INPUT MATERIAL:
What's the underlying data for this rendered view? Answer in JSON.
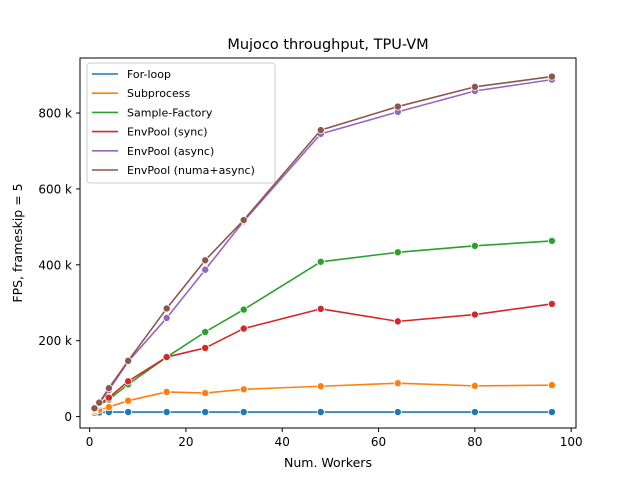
{
  "chart_data": {
    "type": "line",
    "title": "Mujoco throughput, TPU-VM",
    "xlabel": "Num. Workers",
    "ylabel": "FPS, frameskip = 5",
    "xlim": [
      -2,
      101
    ],
    "ylim": [
      -30000,
      945000
    ],
    "xticks": [
      0,
      20,
      40,
      60,
      80,
      100
    ],
    "xtick_labels": [
      "0",
      "20",
      "40",
      "60",
      "80",
      "100"
    ],
    "yticks": [
      0,
      200000,
      400000,
      600000,
      800000
    ],
    "ytick_labels": [
      "0",
      "200 k",
      "400 k",
      "600 k",
      "800 k"
    ],
    "grid": false,
    "legend_position": "top-left",
    "series": [
      {
        "name": "For-loop",
        "color": "#1f77b4",
        "x": [
          1,
          2,
          4,
          8,
          16,
          24,
          32,
          48,
          64,
          80,
          96
        ],
        "y": [
          10000,
          11000,
          12000,
          12000,
          12000,
          12000,
          12000,
          12000,
          12000,
          12000,
          12000
        ]
      },
      {
        "name": "Subprocess",
        "color": "#ff7f0e",
        "x": [
          1,
          2,
          4,
          8,
          16,
          24,
          32,
          48,
          64,
          80,
          96
        ],
        "y": [
          10000,
          18000,
          25000,
          42000,
          65000,
          62000,
          72000,
          80000,
          88000,
          81000,
          83000
        ]
      },
      {
        "name": "Sample-Factory",
        "color": "#2ca02c",
        "x": [
          1,
          2,
          4,
          8,
          16,
          24,
          32,
          48,
          64,
          80,
          96
        ],
        "y": [
          15000,
          30000,
          45000,
          85000,
          157000,
          223000,
          282000,
          408000,
          433000,
          450000,
          463000
        ]
      },
      {
        "name": "EnvPool (sync)",
        "color": "#d62728",
        "x": [
          1,
          2,
          4,
          8,
          16,
          24,
          32,
          48,
          64,
          80,
          96
        ],
        "y": [
          18000,
          33000,
          50000,
          93000,
          157000,
          181000,
          232000,
          284000,
          251000,
          269000,
          297000
        ]
      },
      {
        "name": "EnvPool (async)",
        "color": "#9467bd",
        "x": [
          1,
          2,
          4,
          8,
          16,
          24,
          32,
          48,
          64,
          80,
          96
        ],
        "y": [
          20000,
          35000,
          70000,
          145000,
          260000,
          387000,
          515000,
          745000,
          803000,
          858000,
          888000
        ]
      },
      {
        "name": "EnvPool (numa+async)",
        "color": "#8c564b",
        "x": [
          1,
          2,
          4,
          8,
          16,
          24,
          32,
          48,
          64,
          80,
          96
        ],
        "y": [
          22000,
          37000,
          75000,
          147000,
          285000,
          412000,
          518000,
          755000,
          817000,
          869000,
          896000
        ]
      }
    ]
  }
}
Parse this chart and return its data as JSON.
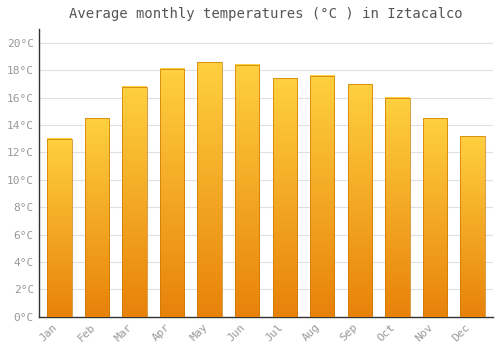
{
  "title": "Average monthly temperatures (°C ) in Iztacalco",
  "months": [
    "Jan",
    "Feb",
    "Mar",
    "Apr",
    "May",
    "Jun",
    "Jul",
    "Aug",
    "Sep",
    "Oct",
    "Nov",
    "Dec"
  ],
  "values": [
    13.0,
    14.5,
    16.8,
    18.1,
    18.6,
    18.4,
    17.4,
    17.6,
    17.0,
    16.0,
    14.5,
    13.2
  ],
  "bar_color_bottom": "#E8820A",
  "bar_color_top": "#FFD040",
  "ylim": [
    0,
    21
  ],
  "yticks": [
    0,
    2,
    4,
    6,
    8,
    10,
    12,
    14,
    16,
    18,
    20
  ],
  "background_color": "#FFFFFF",
  "grid_color": "#E0E0E0",
  "title_fontsize": 10,
  "tick_fontsize": 8,
  "font_family": "monospace",
  "tick_color": "#999999",
  "spine_color": "#333333"
}
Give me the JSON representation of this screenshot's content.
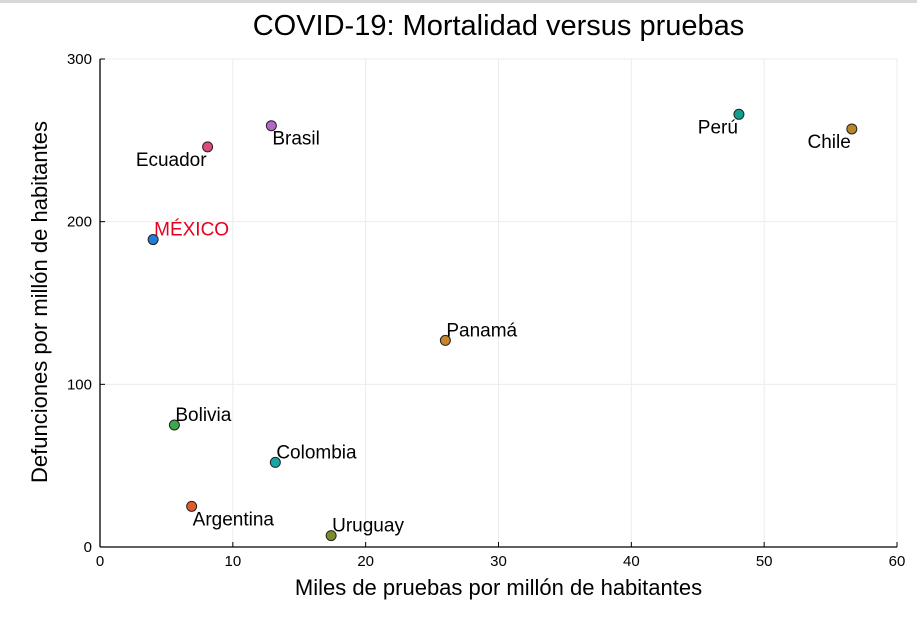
{
  "chart_data": {
    "type": "scatter",
    "title": "COVID-19: Mortalidad versus pruebas",
    "xlabel": "Miles de pruebas por millón de habitantes",
    "ylabel": "Defunciones por millón de habitantes",
    "xlim": [
      0,
      60
    ],
    "ylim": [
      0,
      300
    ],
    "xticks": [
      0,
      10,
      20,
      30,
      40,
      50,
      60
    ],
    "yticks": [
      0,
      100,
      200,
      300
    ],
    "grid": true,
    "legend": "none",
    "points": [
      {
        "name": "MÉXICO",
        "x": 4.0,
        "y": 189,
        "color": "#1f7fd8",
        "label_color": "#e8001f",
        "label_pos": "upper-right"
      },
      {
        "name": "Argentina",
        "x": 6.9,
        "y": 25,
        "color": "#e05a2b",
        "label_color": "#000000",
        "label_pos": "lower-right"
      },
      {
        "name": "Bolivia",
        "x": 5.6,
        "y": 75,
        "color": "#3ea64d",
        "label_color": "#000000",
        "label_pos": "upper-right"
      },
      {
        "name": "Brasil",
        "x": 12.9,
        "y": 259,
        "color": "#b366cc",
        "label_color": "#000000",
        "label_pos": "lower-right"
      },
      {
        "name": "Chile",
        "x": 56.6,
        "y": 257,
        "color": "#b5862a",
        "label_color": "#000000",
        "label_pos": "lower-left"
      },
      {
        "name": "Colombia",
        "x": 13.2,
        "y": 52,
        "color": "#17a6a6",
        "label_color": "#000000",
        "label_pos": "upper-right"
      },
      {
        "name": "Ecuador",
        "x": 8.1,
        "y": 246,
        "color": "#e0497e",
        "label_color": "#000000",
        "label_pos": "lower-left"
      },
      {
        "name": "Panamá",
        "x": 26.0,
        "y": 127,
        "color": "#c8842b",
        "label_color": "#000000",
        "label_pos": "upper-right"
      },
      {
        "name": "Perú",
        "x": 48.1,
        "y": 266,
        "color": "#11a08e",
        "label_color": "#000000",
        "label_pos": "lower-left"
      },
      {
        "name": "Uruguay",
        "x": 17.4,
        "y": 7,
        "color": "#7d8b2a",
        "label_color": "#000000",
        "label_pos": "upper-right"
      }
    ]
  }
}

TASK DESCRIPTION: Copy out the entries verbatim and leave the images out.

ANSWER:
What's the underlying data for this rendered view? Answer in JSON.
{
  "chart_data": {
    "type": "line",
    "title": "Mujoco throughput, TPU-VM",
    "xlabel": "Num. Workers",
    "ylabel": "FPS, frameskip = 5",
    "xlim": [
      -2,
      101
    ],
    "ylim": [
      -30000,
      945000
    ],
    "xticks": [
      0,
      20,
      40,
      60,
      80,
      100
    ],
    "xtick_labels": [
      "0",
      "20",
      "40",
      "60",
      "80",
      "100"
    ],
    "yticks": [
      0,
      200000,
      400000,
      600000,
      800000
    ],
    "ytick_labels": [
      "0",
      "200 k",
      "400 k",
      "600 k",
      "800 k"
    ],
    "grid": false,
    "legend_position": "top-left",
    "series": [
      {
        "name": "For-loop",
        "color": "#1f77b4",
        "x": [
          1,
          2,
          4,
          8,
          16,
          24,
          32,
          48,
          64,
          80,
          96
        ],
        "y": [
          10000,
          11000,
          12000,
          12000,
          12000,
          12000,
          12000,
          12000,
          12000,
          12000,
          12000
        ]
      },
      {
        "name": "Subprocess",
        "color": "#ff7f0e",
        "x": [
          1,
          2,
          4,
          8,
          16,
          24,
          32,
          48,
          64,
          80,
          96
        ],
        "y": [
          10000,
          18000,
          25000,
          42000,
          65000,
          62000,
          72000,
          80000,
          88000,
          81000,
          83000
        ]
      },
      {
        "name": "Sample-Factory",
        "color": "#2ca02c",
        "x": [
          1,
          2,
          4,
          8,
          16,
          24,
          32,
          48,
          64,
          80,
          96
        ],
        "y": [
          15000,
          30000,
          45000,
          85000,
          157000,
          223000,
          282000,
          408000,
          433000,
          450000,
          463000
        ]
      },
      {
        "name": "EnvPool (sync)",
        "color": "#d62728",
        "x": [
          1,
          2,
          4,
          8,
          16,
          24,
          32,
          48,
          64,
          80,
          96
        ],
        "y": [
          18000,
          33000,
          50000,
          93000,
          157000,
          181000,
          232000,
          284000,
          251000,
          269000,
          297000
        ]
      },
      {
        "name": "EnvPool (async)",
        "color": "#9467bd",
        "x": [
          1,
          2,
          4,
          8,
          16,
          24,
          32,
          48,
          64,
          80,
          96
        ],
        "y": [
          20000,
          35000,
          70000,
          145000,
          260000,
          387000,
          515000,
          745000,
          803000,
          858000,
          888000
        ]
      },
      {
        "name": "EnvPool (numa+async)",
        "color": "#8c564b",
        "x": [
          1,
          2,
          4,
          8,
          16,
          24,
          32,
          48,
          64,
          80,
          96
        ],
        "y": [
          22000,
          37000,
          75000,
          147000,
          285000,
          412000,
          518000,
          755000,
          817000,
          869000,
          896000
        ]
      }
    ]
  }
}
Parse this chart and return its data as JSON.
{
  "title": "Average monthly temperatures (°C ) in Iztacalco",
  "months": [
    "Jan",
    "Feb",
    "Mar",
    "Apr",
    "May",
    "Jun",
    "Jul",
    "Aug",
    "Sep",
    "Oct",
    "Nov",
    "Dec"
  ],
  "values": [
    13.0,
    14.5,
    16.8,
    18.1,
    18.6,
    18.4,
    17.4,
    17.6,
    17.0,
    16.0,
    14.5,
    13.2
  ],
  "bar_color_bottom": "#E8820A",
  "bar_color_top": "#FFD040",
  "ylim": [
    0,
    21
  ],
  "yticks": [
    0,
    2,
    4,
    6,
    8,
    10,
    12,
    14,
    16,
    18,
    20
  ],
  "background_color": "#FFFFFF",
  "grid_color": "#E0E0E0",
  "title_fontsize": 10,
  "tick_fontsize": 8,
  "font_family": "monospace",
  "tick_color": "#999999",
  "spine_color": "#333333"
}
Give me the JSON representation of this screenshot's content.
{
  "chart_data": {
    "type": "scatter",
    "title": "COVID-19: Mortalidad versus pruebas",
    "xlabel": "Miles de pruebas por millón de habitantes",
    "ylabel": "Defunciones por millón de habitantes",
    "xlim": [
      0,
      60
    ],
    "ylim": [
      0,
      300
    ],
    "xticks": [
      0,
      10,
      20,
      30,
      40,
      50,
      60
    ],
    "yticks": [
      0,
      100,
      200,
      300
    ],
    "grid": true,
    "legend": "none",
    "points": [
      {
        "name": "MÉXICO",
        "x": 4.0,
        "y": 189,
        "color": "#1f7fd8",
        "label_color": "#e8001f",
        "label_pos": "upper-right"
      },
      {
        "name": "Argentina",
        "x": 6.9,
        "y": 25,
        "color": "#e05a2b",
        "label_color": "#000000",
        "label_pos": "lower-right"
      },
      {
        "name": "Bolivia",
        "x": 5.6,
        "y": 75,
        "color": "#3ea64d",
        "label_color": "#000000",
        "label_pos": "upper-right"
      },
      {
        "name": "Brasil",
        "x": 12.9,
        "y": 259,
        "color": "#b366cc",
        "label_color": "#000000",
        "label_pos": "lower-right"
      },
      {
        "name": "Chile",
        "x": 56.6,
        "y": 257,
        "color": "#b5862a",
        "label_color": "#000000",
        "label_pos": "lower-left"
      },
      {
        "name": "Colombia",
        "x": 13.2,
        "y": 52,
        "color": "#17a6a6",
        "label_color": "#000000",
        "label_pos": "upper-right"
      },
      {
        "name": "Ecuador",
        "x": 8.1,
        "y": 246,
        "color": "#e0497e",
        "label_color": "#000000",
        "label_pos": "lower-left"
      },
      {
        "name": "Panamá",
        "x": 26.0,
        "y": 127,
        "color": "#c8842b",
        "label_color": "#000000",
        "label_pos": "upper-right"
      },
      {
        "name": "Perú",
        "x": 48.1,
        "y": 266,
        "color": "#11a08e",
        "label_color": "#000000",
        "label_pos": "lower-left"
      },
      {
        "name": "Uruguay",
        "x": 17.4,
        "y": 7,
        "color": "#7d8b2a",
        "label_color": "#000000",
        "label_pos": "upper-right"
      }
    ]
  }
}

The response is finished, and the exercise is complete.